PROMPT: Rewrite the entries below as a JSON array of strings, one string per line, leaving out any blank lines.

EXERCISE MATERIALS:
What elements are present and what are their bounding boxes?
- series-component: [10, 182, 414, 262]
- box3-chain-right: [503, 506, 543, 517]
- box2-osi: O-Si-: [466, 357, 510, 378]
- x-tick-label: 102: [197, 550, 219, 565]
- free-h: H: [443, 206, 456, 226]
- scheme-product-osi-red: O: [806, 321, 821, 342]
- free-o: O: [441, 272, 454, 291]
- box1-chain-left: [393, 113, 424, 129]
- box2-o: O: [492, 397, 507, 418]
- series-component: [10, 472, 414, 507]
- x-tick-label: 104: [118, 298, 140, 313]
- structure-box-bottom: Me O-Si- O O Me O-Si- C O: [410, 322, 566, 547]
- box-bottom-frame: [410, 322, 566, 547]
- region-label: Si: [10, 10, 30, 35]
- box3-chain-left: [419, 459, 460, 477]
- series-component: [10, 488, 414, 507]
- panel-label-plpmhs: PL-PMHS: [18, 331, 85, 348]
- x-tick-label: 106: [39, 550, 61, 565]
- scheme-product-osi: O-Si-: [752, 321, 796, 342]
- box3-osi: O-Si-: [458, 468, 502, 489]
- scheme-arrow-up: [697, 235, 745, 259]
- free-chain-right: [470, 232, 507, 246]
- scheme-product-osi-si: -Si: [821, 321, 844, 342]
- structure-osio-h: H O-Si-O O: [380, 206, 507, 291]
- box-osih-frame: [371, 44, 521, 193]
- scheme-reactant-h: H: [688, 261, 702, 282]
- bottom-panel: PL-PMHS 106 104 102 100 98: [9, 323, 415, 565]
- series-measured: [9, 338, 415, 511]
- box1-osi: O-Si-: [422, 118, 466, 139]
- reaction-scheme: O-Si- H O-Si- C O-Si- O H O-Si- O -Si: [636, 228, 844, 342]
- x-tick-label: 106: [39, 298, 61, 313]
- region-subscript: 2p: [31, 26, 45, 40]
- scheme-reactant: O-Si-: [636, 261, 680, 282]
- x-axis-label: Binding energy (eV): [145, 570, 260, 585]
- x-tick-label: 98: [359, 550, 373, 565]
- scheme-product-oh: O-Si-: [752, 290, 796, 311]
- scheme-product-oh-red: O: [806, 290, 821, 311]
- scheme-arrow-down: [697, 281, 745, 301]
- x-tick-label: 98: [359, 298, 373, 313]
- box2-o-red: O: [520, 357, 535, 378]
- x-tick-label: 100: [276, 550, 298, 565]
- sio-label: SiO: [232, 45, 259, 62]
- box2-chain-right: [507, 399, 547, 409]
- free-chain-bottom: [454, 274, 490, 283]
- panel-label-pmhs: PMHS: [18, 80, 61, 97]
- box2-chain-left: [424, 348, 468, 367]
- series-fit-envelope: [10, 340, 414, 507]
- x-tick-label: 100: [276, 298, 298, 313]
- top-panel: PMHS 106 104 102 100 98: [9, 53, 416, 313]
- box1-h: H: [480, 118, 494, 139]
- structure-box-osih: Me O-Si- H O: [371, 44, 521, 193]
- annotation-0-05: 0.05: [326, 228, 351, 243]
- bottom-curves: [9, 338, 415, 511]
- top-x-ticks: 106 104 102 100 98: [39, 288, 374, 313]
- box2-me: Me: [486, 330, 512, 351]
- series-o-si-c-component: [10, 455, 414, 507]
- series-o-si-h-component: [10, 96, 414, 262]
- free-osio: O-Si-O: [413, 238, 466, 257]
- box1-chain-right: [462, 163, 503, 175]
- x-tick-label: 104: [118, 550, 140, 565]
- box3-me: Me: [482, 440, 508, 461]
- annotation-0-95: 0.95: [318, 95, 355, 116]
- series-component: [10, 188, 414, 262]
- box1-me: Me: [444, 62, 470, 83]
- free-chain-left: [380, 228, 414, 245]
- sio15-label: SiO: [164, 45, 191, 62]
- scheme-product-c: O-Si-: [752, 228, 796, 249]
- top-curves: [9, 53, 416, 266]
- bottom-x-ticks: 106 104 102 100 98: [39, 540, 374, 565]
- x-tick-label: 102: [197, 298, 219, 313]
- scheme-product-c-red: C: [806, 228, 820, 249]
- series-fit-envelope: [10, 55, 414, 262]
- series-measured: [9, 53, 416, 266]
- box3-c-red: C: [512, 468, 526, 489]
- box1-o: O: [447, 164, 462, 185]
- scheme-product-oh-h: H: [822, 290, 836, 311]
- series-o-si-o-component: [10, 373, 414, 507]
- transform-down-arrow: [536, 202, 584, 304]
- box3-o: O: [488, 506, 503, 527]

EXERCISE RESPONSE:
[
  "What elements are present and what are their bounding boxes?",
  "- series-component: [10, 182, 414, 262]",
  "- box3-chain-right: [503, 506, 543, 517]",
  "- box2-osi: O-Si-: [466, 357, 510, 378]",
  "- x-tick-label: 102: [197, 550, 219, 565]",
  "- free-h: H: [443, 206, 456, 226]",
  "- scheme-product-osi-red: O: [806, 321, 821, 342]",
  "- free-o: O: [441, 272, 454, 291]",
  "- box1-chain-left: [393, 113, 424, 129]",
  "- box2-o: O: [492, 397, 507, 418]",
  "- series-component: [10, 472, 414, 507]",
  "- x-tick-label: 104: [118, 298, 140, 313]",
  "- structure-box-bottom: Me O-Si- O O Me O-Si- C O: [410, 322, 566, 547]",
  "- box-bottom-frame: [410, 322, 566, 547]",
  "- region-label: Si: [10, 10, 30, 35]",
  "- box3-chain-left: [419, 459, 460, 477]",
  "- series-component: [10, 488, 414, 507]",
  "- panel-label-plpmhs: PL-PMHS: [18, 331, 85, 348]",
  "- x-tick-label: 106: [39, 550, 61, 565]",
  "- scheme-product-osi: O-Si-: [752, 321, 796, 342]",
  "- box3-osi: O-Si-: [458, 468, 502, 489]",
  "- scheme-arrow-up: [697, 235, 745, 259]",
  "- free-chain-right: [470, 232, 507, 246]",
  "- scheme-product-osi-si: -Si: [821, 321, 844, 342]",
  "- structure-osio-h: H O-Si-O O: [380, 206, 507, 291]",
  "- box-osih-frame: [371, 44, 521, 193]",
  "- scheme-reactant-h: H: [688, 261, 702, 282]",
  "- bottom-panel: PL-PMHS 106 104 102 100 98: [9, 323, 415, 565]",
  "- series-measured: [9, 338, 415, 511]",
  "- box1-osi: O-Si-: [422, 118, 466, 139]",
  "- reaction-scheme: O-Si- H O-Si- C O-Si- O H O-Si- O -Si: [636, 228, 844, 342]",
  "- x-tick-label: 106: [39, 298, 61, 313]",
  "- region-subscript: 2p: [31, 26, 45, 40]",
  "- scheme-reactant: O-Si-: [636, 261, 680, 282]",
  "- x-axis-label: Binding energy (eV): [145, 570, 260, 585]",
  "- x-tick-label: 98: [359, 550, 373, 565]",
  "- scheme-product-oh: O-Si-: [752, 290, 796, 311]",
  "- scheme-product-oh-red: O: [806, 290, 821, 311]",
  "- scheme-arrow-down: [697, 281, 745, 301]",
  "- x-tick-label: 98: [359, 298, 373, 313]",
  "- box2-o-red: O: [520, 357, 535, 378]",
  "- x-tick-label: 100: [276, 550, 298, 565]",
  "- sio-label: SiO: [232, 45, 259, 62]",
  "- box2-chain-right: [507, 399, 547, 409]",
  "- free-chain-bottom: [454, 274, 490, 283]",
  "- panel-label-pmhs: PMHS: [18, 80, 61, 97]",
  "- box2-chain-left: [424, 348, 468, 367]",
  "- series-fit-envelope: [10, 340, 414, 507]",
  "- x-tick-label: 100: [276, 298, 298, 313]",
  "- top-panel: PMHS 106 104 102 100 98: [9, 53, 416, 313]",
  "- box1-h: H: [480, 118, 494, 139]",
  "- structure-box-osih: Me O-Si- H O: [371, 44, 521, 193]",
  "- annotation-0-05: 0.05: [326, 228, 351, 243]",
  "- bottom-curves: [9, 338, 415, 511]",
  "- top-x-ticks: 106 104 102 100 98: [39, 288, 374, 313]",
  "- box2-me: Me: [486, 330, 512, 351]",
  "- series-o-si-c-component: [10, 455, 414, 507]",
  "- series-o-si-h-component: [10, 96, 414, 262]",
  "- free-osio: O-Si-O: [413, 238, 466, 257]",
  "- box1-chain-right: [462, 163, 503, 175]",
  "- x-tick-label: 104: [118, 550, 140, 565]",
  "- box3-me: Me: [482, 440, 508, 461]",
  "- annotation-0-95: 0.95: [318, 95, 355, 116]",
  "- series-component: [10, 188, 414, 262]",
  "- box1-me: Me: [444, 62, 470, 83]",
  "- free-chain-left: [380, 228, 414, 245]",
  "- sio15-label: SiO: [164, 45, 191, 62]",
  "- scheme-product-c: O-Si-: [752, 228, 796, 249]",
  "- top-curves: [9, 53, 416, 266]",
  "- bottom-x-ticks: 106 104 102 100 98: [39, 540, 374, 565]",
  "- x-tick-label: 102: [197, 298, 219, 313]",
  "- scheme-product-c-red: C: [806, 228, 820, 249]",
  "- series-fit-envelope: [10, 55, 414, 262]",
  "- series-measured: [9, 53, 416, 266]",
  "- box3-c-red: C: [512, 468, 526, 489]",
  "- box1-o: O: [447, 164, 462, 185]",
  "- scheme-product-oh-h: H: [822, 290, 836, 311]",
  "- series-o-si-o-component: [10, 373, 414, 507]",
  "- transform-down-arrow: [536, 202, 584, 304]",
  "- box3-o: O: [488, 506, 503, 527]"
]